■ **TASK INPUTS**
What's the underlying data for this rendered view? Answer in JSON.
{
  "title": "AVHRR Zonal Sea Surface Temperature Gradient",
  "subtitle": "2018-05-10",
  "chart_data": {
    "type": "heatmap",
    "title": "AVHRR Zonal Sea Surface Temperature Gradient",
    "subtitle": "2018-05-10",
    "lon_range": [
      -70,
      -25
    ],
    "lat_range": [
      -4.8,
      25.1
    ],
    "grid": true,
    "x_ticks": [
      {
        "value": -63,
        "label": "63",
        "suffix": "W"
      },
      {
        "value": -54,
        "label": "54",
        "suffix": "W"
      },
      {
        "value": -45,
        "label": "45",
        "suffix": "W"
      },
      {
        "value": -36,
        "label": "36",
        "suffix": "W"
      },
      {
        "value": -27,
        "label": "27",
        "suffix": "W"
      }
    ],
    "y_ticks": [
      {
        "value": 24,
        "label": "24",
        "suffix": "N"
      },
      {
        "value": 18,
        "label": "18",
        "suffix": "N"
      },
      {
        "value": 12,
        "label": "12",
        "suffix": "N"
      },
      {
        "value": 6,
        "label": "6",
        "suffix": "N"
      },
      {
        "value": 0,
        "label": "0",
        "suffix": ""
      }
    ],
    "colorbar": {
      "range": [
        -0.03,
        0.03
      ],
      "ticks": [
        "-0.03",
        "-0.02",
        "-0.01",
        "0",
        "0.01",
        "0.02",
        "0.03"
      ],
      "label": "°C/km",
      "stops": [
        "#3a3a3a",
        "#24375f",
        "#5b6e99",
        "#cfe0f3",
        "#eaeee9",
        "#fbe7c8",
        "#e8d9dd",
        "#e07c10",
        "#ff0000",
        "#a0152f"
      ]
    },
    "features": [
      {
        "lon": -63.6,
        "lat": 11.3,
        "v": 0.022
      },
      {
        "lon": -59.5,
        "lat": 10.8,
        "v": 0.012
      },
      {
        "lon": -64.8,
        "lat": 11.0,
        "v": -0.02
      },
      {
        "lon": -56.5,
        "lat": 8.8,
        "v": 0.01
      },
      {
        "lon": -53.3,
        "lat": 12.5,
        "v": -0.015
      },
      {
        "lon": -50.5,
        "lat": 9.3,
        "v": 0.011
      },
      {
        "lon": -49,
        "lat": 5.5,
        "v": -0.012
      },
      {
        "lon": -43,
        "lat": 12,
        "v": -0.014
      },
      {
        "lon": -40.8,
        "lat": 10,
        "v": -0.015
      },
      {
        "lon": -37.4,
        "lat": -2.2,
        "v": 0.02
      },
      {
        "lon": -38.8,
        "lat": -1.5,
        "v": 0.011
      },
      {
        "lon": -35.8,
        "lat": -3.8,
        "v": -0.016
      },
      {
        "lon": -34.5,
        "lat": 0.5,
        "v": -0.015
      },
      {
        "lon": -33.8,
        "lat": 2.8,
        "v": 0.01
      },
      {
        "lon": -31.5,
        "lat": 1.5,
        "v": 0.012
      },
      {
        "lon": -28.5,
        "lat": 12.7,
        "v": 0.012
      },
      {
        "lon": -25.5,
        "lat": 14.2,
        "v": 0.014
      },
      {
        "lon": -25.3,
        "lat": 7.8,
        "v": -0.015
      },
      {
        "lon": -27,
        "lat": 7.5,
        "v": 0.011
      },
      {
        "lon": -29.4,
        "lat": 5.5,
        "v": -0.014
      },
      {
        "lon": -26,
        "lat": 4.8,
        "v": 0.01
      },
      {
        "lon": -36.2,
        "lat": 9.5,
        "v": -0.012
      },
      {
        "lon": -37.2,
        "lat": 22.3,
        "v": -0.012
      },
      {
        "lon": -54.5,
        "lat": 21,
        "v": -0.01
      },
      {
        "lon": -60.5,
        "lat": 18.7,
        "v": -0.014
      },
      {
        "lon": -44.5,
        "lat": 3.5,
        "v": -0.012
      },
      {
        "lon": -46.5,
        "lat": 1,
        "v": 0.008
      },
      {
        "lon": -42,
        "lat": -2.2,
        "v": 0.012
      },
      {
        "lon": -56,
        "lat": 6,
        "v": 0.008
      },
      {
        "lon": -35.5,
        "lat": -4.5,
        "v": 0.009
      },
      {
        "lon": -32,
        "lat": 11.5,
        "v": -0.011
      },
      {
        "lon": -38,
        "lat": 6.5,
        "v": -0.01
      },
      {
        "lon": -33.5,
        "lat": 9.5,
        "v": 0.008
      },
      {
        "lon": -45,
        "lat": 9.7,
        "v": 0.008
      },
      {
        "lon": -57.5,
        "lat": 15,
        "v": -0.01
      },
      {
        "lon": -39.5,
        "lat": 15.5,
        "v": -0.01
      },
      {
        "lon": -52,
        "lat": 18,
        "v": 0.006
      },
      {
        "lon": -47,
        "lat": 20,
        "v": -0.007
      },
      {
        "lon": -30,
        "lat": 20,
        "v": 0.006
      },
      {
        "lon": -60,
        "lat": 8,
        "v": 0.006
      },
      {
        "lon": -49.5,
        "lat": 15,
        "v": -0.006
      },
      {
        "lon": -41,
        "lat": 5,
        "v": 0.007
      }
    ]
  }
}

■ **TASK DETAILS**
Each entry must be reproduced verbatim.

■ **RESULT BELOW**
What's the underlying data for this rendered view? Answer in JSON.
{
  "title": "AVHRR Zonal Sea Surface Temperature Gradient",
  "subtitle": "2018-05-10",
  "chart_data": {
    "type": "heatmap",
    "title": "AVHRR Zonal Sea Surface Temperature Gradient",
    "subtitle": "2018-05-10",
    "lon_range": [
      -70,
      -25
    ],
    "lat_range": [
      -4.8,
      25.1
    ],
    "grid": true,
    "x_ticks": [
      {
        "value": -63,
        "label": "63",
        "suffix": "W"
      },
      {
        "value": -54,
        "label": "54",
        "suffix": "W"
      },
      {
        "value": -45,
        "label": "45",
        "suffix": "W"
      },
      {
        "value": -36,
        "label": "36",
        "suffix": "W"
      },
      {
        "value": -27,
        "label": "27",
        "suffix": "W"
      }
    ],
    "y_ticks": [
      {
        "value": 24,
        "label": "24",
        "suffix": "N"
      },
      {
        "value": 18,
        "label": "18",
        "suffix": "N"
      },
      {
        "value": 12,
        "label": "12",
        "suffix": "N"
      },
      {
        "value": 6,
        "label": "6",
        "suffix": "N"
      },
      {
        "value": 0,
        "label": "0",
        "suffix": ""
      }
    ],
    "colorbar": {
      "range": [
        -0.03,
        0.03
      ],
      "ticks": [
        "-0.03",
        "-0.02",
        "-0.01",
        "0",
        "0.01",
        "0.02",
        "0.03"
      ],
      "label": "°C/km",
      "stops": [
        "#3a3a3a",
        "#24375f",
        "#5b6e99",
        "#cfe0f3",
        "#eaeee9",
        "#fbe7c8",
        "#e8d9dd",
        "#e07c10",
        "#ff0000",
        "#a0152f"
      ]
    },
    "features": [
      {
        "lon": -63.6,
        "lat": 11.3,
        "v": 0.022
      },
      {
        "lon": -59.5,
        "lat": 10.8,
        "v": 0.012
      },
      {
        "lon": -64.8,
        "lat": 11.0,
        "v": -0.02
      },
      {
        "lon": -56.5,
        "lat": 8.8,
        "v": 0.01
      },
      {
        "lon": -53.3,
        "lat": 12.5,
        "v": -0.015
      },
      {
        "lon": -50.5,
        "lat": 9.3,
        "v": 0.011
      },
      {
        "lon": -49,
        "lat": 5.5,
        "v": -0.012
      },
      {
        "lon": -43,
        "lat": 12,
        "v": -0.014
      },
      {
        "lon": -40.8,
        "lat": 10,
        "v": -0.015
      },
      {
        "lon": -37.4,
        "lat": -2.2,
        "v": 0.02
      },
      {
        "lon": -38.8,
        "lat": -1.5,
        "v": 0.011
      },
      {
        "lon": -35.8,
        "lat": -3.8,
        "v": -0.016
      },
      {
        "lon": -34.5,
        "lat": 0.5,
        "v": -0.015
      },
      {
        "lon": -33.8,
        "lat": 2.8,
        "v": 0.01
      },
      {
        "lon": -31.5,
        "lat": 1.5,
        "v": 0.012
      },
      {
        "lon": -28.5,
        "lat": 12.7,
        "v": 0.012
      },
      {
        "lon": -25.5,
        "lat": 14.2,
        "v": 0.014
      },
      {
        "lon": -25.3,
        "lat": 7.8,
        "v": -0.015
      },
      {
        "lon": -27,
        "lat": 7.5,
        "v": 0.011
      },
      {
        "lon": -29.4,
        "lat": 5.5,
        "v": -0.014
      },
      {
        "lon": -26,
        "lat": 4.8,
        "v": 0.01
      },
      {
        "lon": -36.2,
        "lat": 9.5,
        "v": -0.012
      },
      {
        "lon": -37.2,
        "lat": 22.3,
        "v": -0.012
      },
      {
        "lon": -54.5,
        "lat": 21,
        "v": -0.01
      },
      {
        "lon": -60.5,
        "lat": 18.7,
        "v": -0.014
      },
      {
        "lon": -44.5,
        "lat": 3.5,
        "v": -0.012
      },
      {
        "lon": -46.5,
        "lat": 1,
        "v": 0.008
      },
      {
        "lon": -42,
        "lat": -2.2,
        "v": 0.012
      },
      {
        "lon": -56,
        "lat": 6,
        "v": 0.008
      },
      {
        "lon": -35.5,
        "lat": -4.5,
        "v": 0.009
      },
      {
        "lon": -32,
        "lat": 11.5,
        "v": -0.011
      },
      {
        "lon": -38,
        "lat": 6.5,
        "v": -0.01
      },
      {
        "lon": -33.5,
        "lat": 9.5,
        "v": 0.008
      },
      {
        "lon": -45,
        "lat": 9.7,
        "v": 0.008
      },
      {
        "lon": -57.5,
        "lat": 15,
        "v": -0.01
      },
      {
        "lon": -39.5,
        "lat": 15.5,
        "v": -0.01
      },
      {
        "lon": -52,
        "lat": 18,
        "v": 0.006
      },
      {
        "lon": -47,
        "lat": 20,
        "v": -0.007
      },
      {
        "lon": -30,
        "lat": 20,
        "v": 0.006
      },
      {
        "lon": -60,
        "lat": 8,
        "v": 0.006
      },
      {
        "lon": -49.5,
        "lat": 15,
        "v": -0.006
      },
      {
        "lon": -41,
        "lat": 5,
        "v": 0.007
      }
    ]
  }
}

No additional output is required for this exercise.